Instructions to follow: Output the material beneath this task exactly, images excluded.

* START Data *

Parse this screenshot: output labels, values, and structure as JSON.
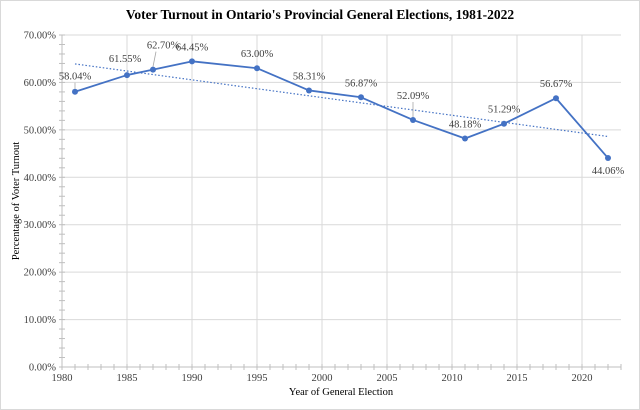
{
  "chart_data": {
    "type": "line",
    "title": "Voter Turnout in Ontario's Provincial General Elections, 1981-2022",
    "xlabel": "Year of General Election",
    "ylabel": "Percentage of Voter Turnout",
    "xlim": [
      1980,
      2023
    ],
    "ylim": [
      0,
      70
    ],
    "x_ticks": [
      1980,
      1985,
      1990,
      1995,
      2000,
      2005,
      2010,
      2015,
      2020
    ],
    "x_tick_labels": [
      "1980",
      "1985",
      "1990",
      "1995",
      "2000",
      "2005",
      "2010",
      "2015",
      "2020"
    ],
    "y_ticks": [
      0,
      10,
      20,
      30,
      40,
      50,
      60,
      70
    ],
    "y_tick_labels": [
      "0.00%",
      "10.00%",
      "20.00%",
      "30.00%",
      "40.00%",
      "50.00%",
      "60.00%",
      "70.00%"
    ],
    "grid": true,
    "legend": "none",
    "series": [
      {
        "name": "Voter Turnout",
        "color": "#4472c4",
        "x": [
          1981,
          1985,
          1987,
          1990,
          1995,
          1999,
          2003,
          2007,
          2011,
          2014,
          2018,
          2022
        ],
        "values": [
          58.04,
          61.55,
          62.7,
          64.45,
          63.0,
          58.31,
          56.87,
          52.09,
          48.18,
          51.29,
          56.67,
          44.06
        ],
        "labels": [
          "58.04%",
          "61.55%",
          "62.70%",
          "64.45%",
          "63.00%",
          "58.31%",
          "56.87%",
          "52.09%",
          "48.18%",
          "51.29%",
          "56.67%",
          "44.06%"
        ]
      }
    ],
    "trendline": {
      "type": "linear",
      "style": "dotted",
      "color": "#4472c4",
      "x": [
        1981,
        2022
      ],
      "values": [
        63.9,
        48.6
      ]
    }
  }
}
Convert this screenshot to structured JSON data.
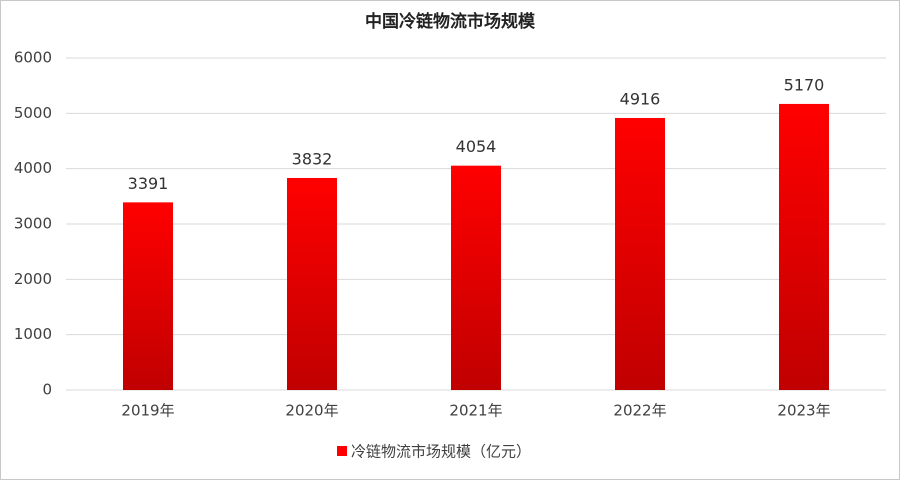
{
  "chart_data": {
    "type": "bar",
    "title": "中国冷链物流市场规模",
    "categories": [
      "2019年",
      "2020年",
      "2021年",
      "2022年",
      "2023年"
    ],
    "series": [
      {
        "name": "冷链物流市场规模（亿元）",
        "color": "#ff0000",
        "gradient_end": "#c00000",
        "values": [
          3391,
          3832,
          4054,
          4916,
          5170
        ]
      }
    ],
    "ylim": [
      0,
      6000
    ],
    "yticks": [
      0,
      1000,
      2000,
      3000,
      4000,
      5000,
      6000
    ],
    "grid": true,
    "legend": "bottom"
  }
}
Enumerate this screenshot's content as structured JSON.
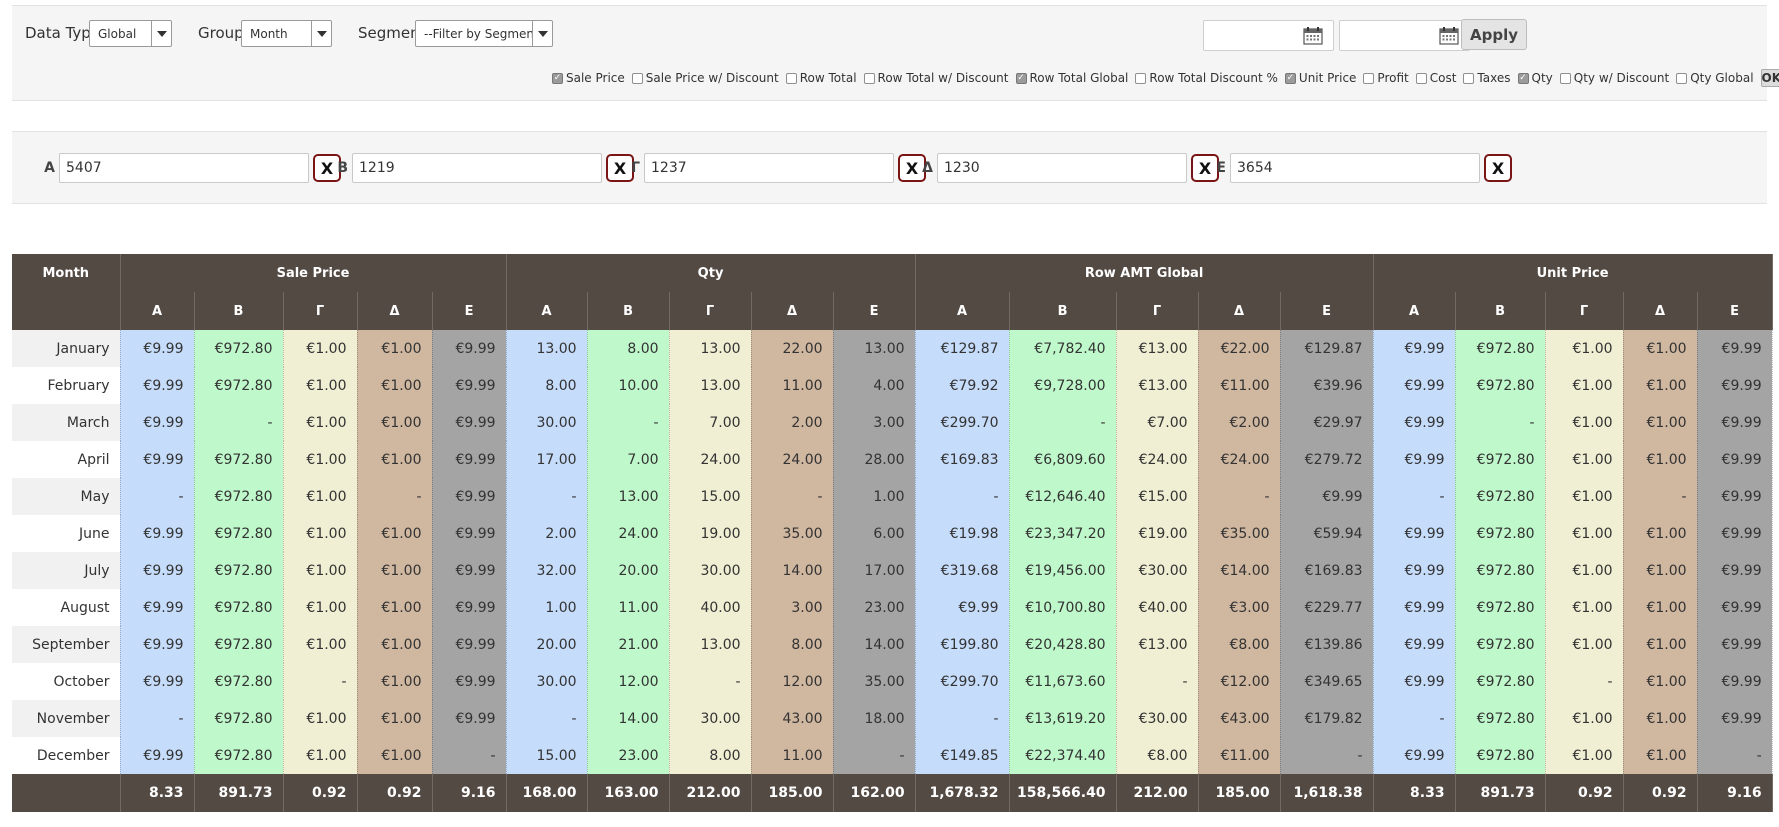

* END Data *

Response:
Parse this screenshot: output labels, values, and structure as JSON.
{
  "chart_data": {
    "type": "line",
    "title": "Voter Turnout in Ontario's Provincial General Elections, 1981-2022",
    "xlabel": "Year of General Election",
    "ylabel": "Percentage of Voter Turnout",
    "xlim": [
      1980,
      2023
    ],
    "ylim": [
      0,
      70
    ],
    "x_ticks": [
      1980,
      1985,
      1990,
      1995,
      2000,
      2005,
      2010,
      2015,
      2020
    ],
    "x_tick_labels": [
      "1980",
      "1985",
      "1990",
      "1995",
      "2000",
      "2005",
      "2010",
      "2015",
      "2020"
    ],
    "y_ticks": [
      0,
      10,
      20,
      30,
      40,
      50,
      60,
      70
    ],
    "y_tick_labels": [
      "0.00%",
      "10.00%",
      "20.00%",
      "30.00%",
      "40.00%",
      "50.00%",
      "60.00%",
      "70.00%"
    ],
    "grid": true,
    "legend": "none",
    "series": [
      {
        "name": "Voter Turnout",
        "color": "#4472c4",
        "x": [
          1981,
          1985,
          1987,
          1990,
          1995,
          1999,
          2003,
          2007,
          2011,
          2014,
          2018,
          2022
        ],
        "values": [
          58.04,
          61.55,
          62.7,
          64.45,
          63.0,
          58.31,
          56.87,
          52.09,
          48.18,
          51.29,
          56.67,
          44.06
        ],
        "labels": [
          "58.04%",
          "61.55%",
          "62.70%",
          "64.45%",
          "63.00%",
          "58.31%",
          "56.87%",
          "52.09%",
          "48.18%",
          "51.29%",
          "56.67%",
          "44.06%"
        ]
      }
    ],
    "trendline": {
      "type": "linear",
      "style": "dotted",
      "color": "#4472c4",
      "x": [
        1981,
        2022
      ],
      "values": [
        63.9,
        48.6
      ]
    }
  }
}
Convert this screenshot to structured JSON data.
{
  "chart_data": {
    "type": "bar",
    "title": "中国冷链物流市场规模",
    "categories": [
      "2019年",
      "2020年",
      "2021年",
      "2022年",
      "2023年"
    ],
    "series": [
      {
        "name": "冷链物流市场规模（亿元）",
        "color": "#ff0000",
        "gradient_end": "#c00000",
        "values": [
          3391,
          3832,
          4054,
          4916,
          5170
        ]
      }
    ],
    "ylim": [
      0,
      6000
    ],
    "yticks": [
      0,
      1000,
      2000,
      3000,
      4000,
      5000,
      6000
    ],
    "grid": true,
    "legend": "bottom"
  }
}
Enumerate this screenshot's content as structured JSON.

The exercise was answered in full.